DIRECTION: Collect each line of the entries that holds the string "ವರಗಳ".

MATERIAL FOR THIS TASK:
○ ○ ○
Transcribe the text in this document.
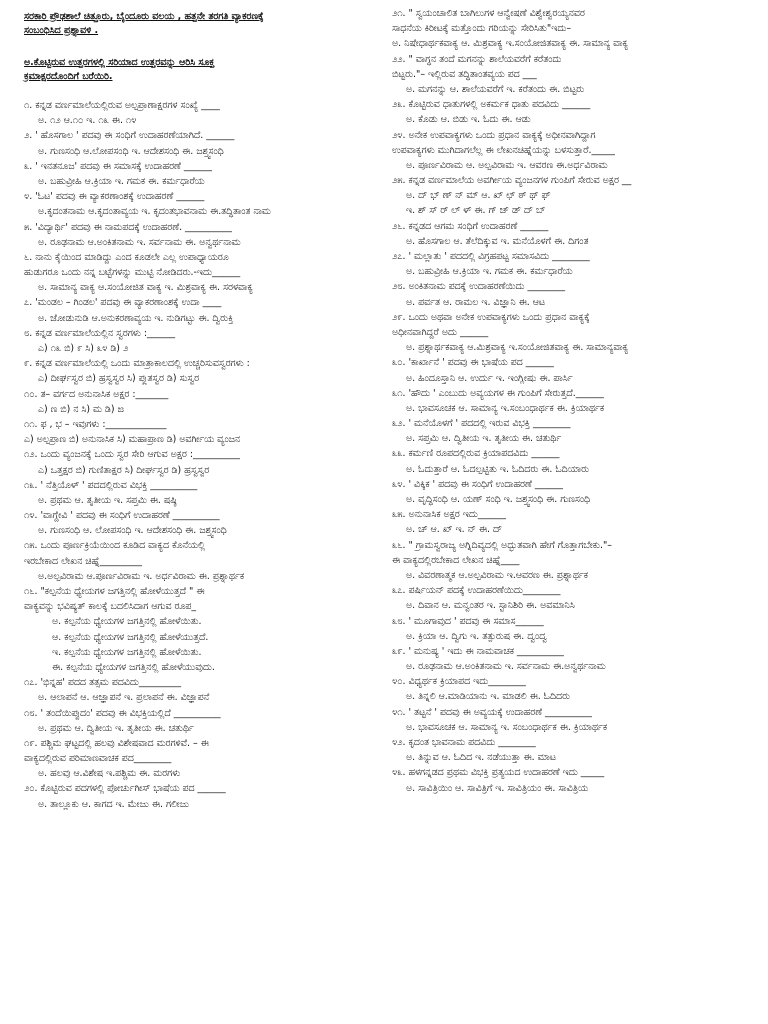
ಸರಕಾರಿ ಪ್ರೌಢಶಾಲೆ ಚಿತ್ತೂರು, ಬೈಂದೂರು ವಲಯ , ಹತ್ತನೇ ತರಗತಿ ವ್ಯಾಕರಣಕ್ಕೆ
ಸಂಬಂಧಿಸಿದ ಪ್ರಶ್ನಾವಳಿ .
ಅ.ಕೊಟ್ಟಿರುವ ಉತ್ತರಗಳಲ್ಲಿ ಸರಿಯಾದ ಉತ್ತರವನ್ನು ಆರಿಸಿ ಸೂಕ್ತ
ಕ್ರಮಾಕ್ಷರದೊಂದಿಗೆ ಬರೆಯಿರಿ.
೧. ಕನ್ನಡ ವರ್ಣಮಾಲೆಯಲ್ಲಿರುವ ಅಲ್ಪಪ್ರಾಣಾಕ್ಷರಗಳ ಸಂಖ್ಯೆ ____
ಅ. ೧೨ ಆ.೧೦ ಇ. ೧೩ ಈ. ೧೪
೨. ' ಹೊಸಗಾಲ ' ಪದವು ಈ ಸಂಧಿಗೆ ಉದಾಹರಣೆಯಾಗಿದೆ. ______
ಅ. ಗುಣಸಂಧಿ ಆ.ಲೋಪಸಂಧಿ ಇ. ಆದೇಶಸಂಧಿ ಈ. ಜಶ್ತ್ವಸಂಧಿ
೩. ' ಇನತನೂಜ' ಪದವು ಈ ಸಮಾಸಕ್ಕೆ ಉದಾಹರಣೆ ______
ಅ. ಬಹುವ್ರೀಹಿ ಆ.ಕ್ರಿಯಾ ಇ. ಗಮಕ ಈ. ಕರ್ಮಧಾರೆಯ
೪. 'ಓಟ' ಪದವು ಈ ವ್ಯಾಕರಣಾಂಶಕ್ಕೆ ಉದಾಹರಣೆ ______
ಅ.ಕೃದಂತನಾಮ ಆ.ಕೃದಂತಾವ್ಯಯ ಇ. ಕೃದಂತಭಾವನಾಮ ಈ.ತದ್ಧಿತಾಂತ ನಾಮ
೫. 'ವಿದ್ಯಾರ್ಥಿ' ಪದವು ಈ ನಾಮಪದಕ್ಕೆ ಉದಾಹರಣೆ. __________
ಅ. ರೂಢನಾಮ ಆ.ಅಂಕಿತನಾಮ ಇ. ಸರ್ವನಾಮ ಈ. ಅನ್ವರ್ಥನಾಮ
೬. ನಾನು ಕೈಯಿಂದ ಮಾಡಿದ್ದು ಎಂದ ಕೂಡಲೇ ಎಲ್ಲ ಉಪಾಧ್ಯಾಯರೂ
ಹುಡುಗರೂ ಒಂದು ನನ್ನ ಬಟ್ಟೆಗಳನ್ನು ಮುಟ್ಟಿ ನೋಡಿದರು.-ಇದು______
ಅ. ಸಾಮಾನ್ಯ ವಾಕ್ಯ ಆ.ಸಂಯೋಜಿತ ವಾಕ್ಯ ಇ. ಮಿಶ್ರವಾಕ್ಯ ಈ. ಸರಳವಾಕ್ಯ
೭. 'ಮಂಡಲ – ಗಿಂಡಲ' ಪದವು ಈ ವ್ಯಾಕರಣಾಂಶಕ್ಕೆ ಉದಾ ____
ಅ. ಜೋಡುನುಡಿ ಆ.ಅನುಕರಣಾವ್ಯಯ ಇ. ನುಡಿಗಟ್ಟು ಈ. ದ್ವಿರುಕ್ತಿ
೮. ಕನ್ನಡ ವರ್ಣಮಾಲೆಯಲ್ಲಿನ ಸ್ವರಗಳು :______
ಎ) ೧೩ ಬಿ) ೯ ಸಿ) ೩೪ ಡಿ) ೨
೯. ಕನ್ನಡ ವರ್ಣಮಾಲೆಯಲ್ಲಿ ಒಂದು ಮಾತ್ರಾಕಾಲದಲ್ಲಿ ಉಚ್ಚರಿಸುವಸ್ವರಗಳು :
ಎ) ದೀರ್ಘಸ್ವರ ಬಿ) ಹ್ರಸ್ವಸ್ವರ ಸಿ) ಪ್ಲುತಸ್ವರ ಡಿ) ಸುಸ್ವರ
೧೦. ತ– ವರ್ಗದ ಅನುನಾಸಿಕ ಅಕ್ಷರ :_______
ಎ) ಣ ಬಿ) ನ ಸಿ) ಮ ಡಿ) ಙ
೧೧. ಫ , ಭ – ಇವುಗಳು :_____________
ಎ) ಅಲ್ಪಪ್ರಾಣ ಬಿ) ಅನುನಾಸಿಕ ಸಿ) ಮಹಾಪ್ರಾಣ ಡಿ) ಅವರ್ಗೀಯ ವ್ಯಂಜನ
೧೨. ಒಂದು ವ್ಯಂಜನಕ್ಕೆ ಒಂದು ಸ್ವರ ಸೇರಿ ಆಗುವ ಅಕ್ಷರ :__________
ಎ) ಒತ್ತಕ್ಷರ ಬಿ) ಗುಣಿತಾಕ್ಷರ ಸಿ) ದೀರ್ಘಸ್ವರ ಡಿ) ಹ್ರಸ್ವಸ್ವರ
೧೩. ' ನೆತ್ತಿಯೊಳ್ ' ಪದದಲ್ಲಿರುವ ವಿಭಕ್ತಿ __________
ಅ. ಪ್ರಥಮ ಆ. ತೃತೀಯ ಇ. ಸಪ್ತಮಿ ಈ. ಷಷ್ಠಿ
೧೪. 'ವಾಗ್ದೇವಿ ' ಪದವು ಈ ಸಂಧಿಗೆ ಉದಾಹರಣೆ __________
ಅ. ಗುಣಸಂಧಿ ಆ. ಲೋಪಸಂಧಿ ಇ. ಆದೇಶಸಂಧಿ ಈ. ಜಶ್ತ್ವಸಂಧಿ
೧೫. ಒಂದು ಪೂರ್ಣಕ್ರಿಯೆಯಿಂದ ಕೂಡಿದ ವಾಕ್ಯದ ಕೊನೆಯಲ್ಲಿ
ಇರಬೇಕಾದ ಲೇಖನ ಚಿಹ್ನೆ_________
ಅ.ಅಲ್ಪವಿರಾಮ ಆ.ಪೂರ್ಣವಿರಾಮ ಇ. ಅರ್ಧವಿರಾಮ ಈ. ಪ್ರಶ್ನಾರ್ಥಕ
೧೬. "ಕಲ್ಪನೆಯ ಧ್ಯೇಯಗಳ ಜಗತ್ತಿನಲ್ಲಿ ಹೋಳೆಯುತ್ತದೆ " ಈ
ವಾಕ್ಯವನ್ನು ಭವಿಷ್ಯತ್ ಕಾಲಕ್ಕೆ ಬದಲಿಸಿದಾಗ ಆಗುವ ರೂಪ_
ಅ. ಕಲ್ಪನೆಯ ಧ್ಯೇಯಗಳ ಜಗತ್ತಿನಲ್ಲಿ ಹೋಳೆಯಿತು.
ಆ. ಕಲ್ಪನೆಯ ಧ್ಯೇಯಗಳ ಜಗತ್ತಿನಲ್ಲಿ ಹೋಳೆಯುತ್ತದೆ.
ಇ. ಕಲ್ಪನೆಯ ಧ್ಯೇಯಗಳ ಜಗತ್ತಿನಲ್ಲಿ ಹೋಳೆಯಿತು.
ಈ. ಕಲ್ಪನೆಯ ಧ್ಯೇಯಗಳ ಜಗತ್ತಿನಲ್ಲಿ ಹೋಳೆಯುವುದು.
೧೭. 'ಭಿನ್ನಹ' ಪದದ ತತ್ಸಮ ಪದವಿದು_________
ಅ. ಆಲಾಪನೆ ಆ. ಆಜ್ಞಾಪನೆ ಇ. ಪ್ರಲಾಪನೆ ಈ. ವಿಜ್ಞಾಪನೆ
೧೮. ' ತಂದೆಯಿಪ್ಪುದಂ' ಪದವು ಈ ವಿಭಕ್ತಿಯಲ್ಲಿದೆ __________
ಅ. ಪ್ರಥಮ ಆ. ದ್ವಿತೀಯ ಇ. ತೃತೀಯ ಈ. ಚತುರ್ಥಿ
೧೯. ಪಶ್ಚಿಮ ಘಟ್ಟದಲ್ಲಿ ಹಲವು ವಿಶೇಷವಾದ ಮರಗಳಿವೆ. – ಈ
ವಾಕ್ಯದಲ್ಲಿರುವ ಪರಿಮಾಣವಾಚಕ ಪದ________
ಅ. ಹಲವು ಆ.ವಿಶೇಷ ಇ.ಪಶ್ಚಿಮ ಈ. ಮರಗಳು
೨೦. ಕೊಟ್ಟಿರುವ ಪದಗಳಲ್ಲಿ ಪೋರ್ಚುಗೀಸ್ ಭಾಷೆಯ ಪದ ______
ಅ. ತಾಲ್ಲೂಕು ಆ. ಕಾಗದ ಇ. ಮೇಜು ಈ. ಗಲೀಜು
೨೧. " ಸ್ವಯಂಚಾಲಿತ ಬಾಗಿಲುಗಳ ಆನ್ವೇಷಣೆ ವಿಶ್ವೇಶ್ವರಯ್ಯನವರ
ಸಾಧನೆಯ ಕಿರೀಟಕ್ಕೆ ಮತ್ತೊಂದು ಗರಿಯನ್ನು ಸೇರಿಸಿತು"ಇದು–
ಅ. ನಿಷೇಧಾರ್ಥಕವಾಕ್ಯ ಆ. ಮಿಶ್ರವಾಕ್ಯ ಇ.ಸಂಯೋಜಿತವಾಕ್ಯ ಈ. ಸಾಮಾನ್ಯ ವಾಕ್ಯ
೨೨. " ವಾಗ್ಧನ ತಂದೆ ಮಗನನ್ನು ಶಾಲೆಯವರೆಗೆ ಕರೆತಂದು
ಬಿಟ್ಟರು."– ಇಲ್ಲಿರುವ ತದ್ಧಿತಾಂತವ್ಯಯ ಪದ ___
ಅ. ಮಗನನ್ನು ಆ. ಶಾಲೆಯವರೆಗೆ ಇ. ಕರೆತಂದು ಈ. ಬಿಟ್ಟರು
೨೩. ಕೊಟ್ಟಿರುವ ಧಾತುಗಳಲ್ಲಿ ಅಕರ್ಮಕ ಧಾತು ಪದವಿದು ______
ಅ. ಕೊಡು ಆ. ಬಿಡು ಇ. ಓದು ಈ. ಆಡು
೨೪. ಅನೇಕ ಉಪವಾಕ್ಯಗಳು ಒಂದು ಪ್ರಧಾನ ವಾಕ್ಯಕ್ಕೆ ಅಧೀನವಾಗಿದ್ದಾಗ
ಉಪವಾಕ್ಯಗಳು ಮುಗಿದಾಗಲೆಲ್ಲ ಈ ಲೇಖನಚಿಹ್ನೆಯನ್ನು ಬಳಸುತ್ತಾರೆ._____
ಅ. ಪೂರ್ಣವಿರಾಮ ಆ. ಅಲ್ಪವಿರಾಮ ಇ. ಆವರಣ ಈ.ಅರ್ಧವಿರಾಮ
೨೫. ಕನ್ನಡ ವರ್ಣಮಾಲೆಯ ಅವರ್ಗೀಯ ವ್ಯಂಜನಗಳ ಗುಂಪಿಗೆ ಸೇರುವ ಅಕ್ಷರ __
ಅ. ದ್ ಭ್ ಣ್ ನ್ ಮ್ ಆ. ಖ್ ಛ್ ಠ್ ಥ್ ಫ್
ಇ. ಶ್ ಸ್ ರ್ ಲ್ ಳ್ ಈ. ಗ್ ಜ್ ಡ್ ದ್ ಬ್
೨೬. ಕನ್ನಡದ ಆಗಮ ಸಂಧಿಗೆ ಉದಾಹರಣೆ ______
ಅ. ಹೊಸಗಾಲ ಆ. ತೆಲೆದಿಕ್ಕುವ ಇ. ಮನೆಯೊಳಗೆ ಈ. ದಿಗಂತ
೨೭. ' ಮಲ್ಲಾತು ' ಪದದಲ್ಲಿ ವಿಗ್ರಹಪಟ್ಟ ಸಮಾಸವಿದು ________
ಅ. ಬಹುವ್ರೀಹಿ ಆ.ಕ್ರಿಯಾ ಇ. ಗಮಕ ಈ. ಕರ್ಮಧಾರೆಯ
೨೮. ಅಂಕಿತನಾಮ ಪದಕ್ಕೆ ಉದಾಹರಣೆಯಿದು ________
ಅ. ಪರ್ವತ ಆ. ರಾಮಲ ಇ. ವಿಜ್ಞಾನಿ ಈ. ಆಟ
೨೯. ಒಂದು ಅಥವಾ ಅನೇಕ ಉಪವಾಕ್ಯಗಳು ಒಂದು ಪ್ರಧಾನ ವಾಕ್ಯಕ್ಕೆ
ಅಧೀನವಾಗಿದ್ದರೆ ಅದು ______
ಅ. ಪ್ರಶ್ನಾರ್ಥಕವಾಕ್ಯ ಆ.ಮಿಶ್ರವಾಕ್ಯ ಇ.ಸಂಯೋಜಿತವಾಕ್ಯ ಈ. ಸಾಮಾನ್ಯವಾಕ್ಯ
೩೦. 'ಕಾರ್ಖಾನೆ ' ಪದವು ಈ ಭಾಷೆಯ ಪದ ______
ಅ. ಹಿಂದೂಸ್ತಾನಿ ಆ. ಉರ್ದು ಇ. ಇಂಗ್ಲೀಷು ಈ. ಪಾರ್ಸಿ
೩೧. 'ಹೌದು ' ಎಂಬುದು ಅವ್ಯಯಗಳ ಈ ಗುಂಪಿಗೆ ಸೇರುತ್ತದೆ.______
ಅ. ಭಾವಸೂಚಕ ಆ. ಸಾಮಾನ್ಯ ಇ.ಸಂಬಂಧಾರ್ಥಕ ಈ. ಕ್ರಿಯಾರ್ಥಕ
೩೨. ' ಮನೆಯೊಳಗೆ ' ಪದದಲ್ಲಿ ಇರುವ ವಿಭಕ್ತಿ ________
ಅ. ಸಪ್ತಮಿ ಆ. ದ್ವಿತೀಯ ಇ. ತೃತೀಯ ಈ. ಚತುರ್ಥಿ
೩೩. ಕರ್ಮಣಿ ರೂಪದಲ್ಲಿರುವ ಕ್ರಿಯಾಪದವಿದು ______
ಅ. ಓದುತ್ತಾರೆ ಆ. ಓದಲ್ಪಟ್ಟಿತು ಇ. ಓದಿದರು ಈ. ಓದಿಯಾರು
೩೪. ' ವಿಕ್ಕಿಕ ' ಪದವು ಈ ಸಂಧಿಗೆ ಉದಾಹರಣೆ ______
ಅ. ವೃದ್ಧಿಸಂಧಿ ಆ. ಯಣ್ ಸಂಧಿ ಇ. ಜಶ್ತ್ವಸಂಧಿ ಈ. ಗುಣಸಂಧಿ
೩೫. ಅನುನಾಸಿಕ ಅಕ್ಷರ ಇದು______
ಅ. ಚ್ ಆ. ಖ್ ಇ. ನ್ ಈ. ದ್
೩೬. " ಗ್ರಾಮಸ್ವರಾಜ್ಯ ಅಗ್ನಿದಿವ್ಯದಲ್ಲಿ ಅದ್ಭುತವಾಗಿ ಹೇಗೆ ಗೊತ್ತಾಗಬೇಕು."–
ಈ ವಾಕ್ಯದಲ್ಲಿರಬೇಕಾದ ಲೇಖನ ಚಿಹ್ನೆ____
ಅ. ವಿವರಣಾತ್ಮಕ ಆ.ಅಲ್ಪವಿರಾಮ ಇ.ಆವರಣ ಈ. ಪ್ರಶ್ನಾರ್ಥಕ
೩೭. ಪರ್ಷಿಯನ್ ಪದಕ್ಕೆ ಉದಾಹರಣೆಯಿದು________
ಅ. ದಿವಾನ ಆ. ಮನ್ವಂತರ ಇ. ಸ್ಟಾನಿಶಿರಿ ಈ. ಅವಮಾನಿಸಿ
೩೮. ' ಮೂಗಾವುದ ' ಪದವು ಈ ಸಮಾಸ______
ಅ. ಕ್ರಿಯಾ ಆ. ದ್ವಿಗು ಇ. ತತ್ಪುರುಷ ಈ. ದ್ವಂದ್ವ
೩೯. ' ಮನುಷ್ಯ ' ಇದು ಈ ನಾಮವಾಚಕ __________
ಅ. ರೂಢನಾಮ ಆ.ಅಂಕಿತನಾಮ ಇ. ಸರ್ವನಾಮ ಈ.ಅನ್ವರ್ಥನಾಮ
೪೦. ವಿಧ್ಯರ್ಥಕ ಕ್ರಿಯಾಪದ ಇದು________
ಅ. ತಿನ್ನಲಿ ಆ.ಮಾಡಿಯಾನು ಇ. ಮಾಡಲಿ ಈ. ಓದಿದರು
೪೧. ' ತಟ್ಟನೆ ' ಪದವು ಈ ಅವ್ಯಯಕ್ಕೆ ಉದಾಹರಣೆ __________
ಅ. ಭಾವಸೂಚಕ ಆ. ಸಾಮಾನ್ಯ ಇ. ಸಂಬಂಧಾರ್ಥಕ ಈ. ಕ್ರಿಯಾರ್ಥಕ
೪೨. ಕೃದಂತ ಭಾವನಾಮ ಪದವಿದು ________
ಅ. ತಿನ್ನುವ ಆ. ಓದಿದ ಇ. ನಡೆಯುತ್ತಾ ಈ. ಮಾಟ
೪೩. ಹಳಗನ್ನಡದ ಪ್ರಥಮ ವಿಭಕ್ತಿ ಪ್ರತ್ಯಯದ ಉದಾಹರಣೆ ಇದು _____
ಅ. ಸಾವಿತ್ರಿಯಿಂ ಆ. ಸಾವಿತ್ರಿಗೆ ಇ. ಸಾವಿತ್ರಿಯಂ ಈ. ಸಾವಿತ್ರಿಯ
○ ○ ○
SOLUTION FOR THIS PROBLEM:
೮. ಕನ್ನಡ ವರ್ಣಮಾಲೆಯಲ್ಲಿನ ಸ್ವರಗಳು :______
೯. ಕನ್ನಡ ವರ್ಣಮಾಲೆಯಲ್ಲಿ ಒಂದು ಮಾತ್ರಾಕಾಲದಲ್ಲಿ ಉಚ್ಚರಿಸುವಸ್ವರಗಳು :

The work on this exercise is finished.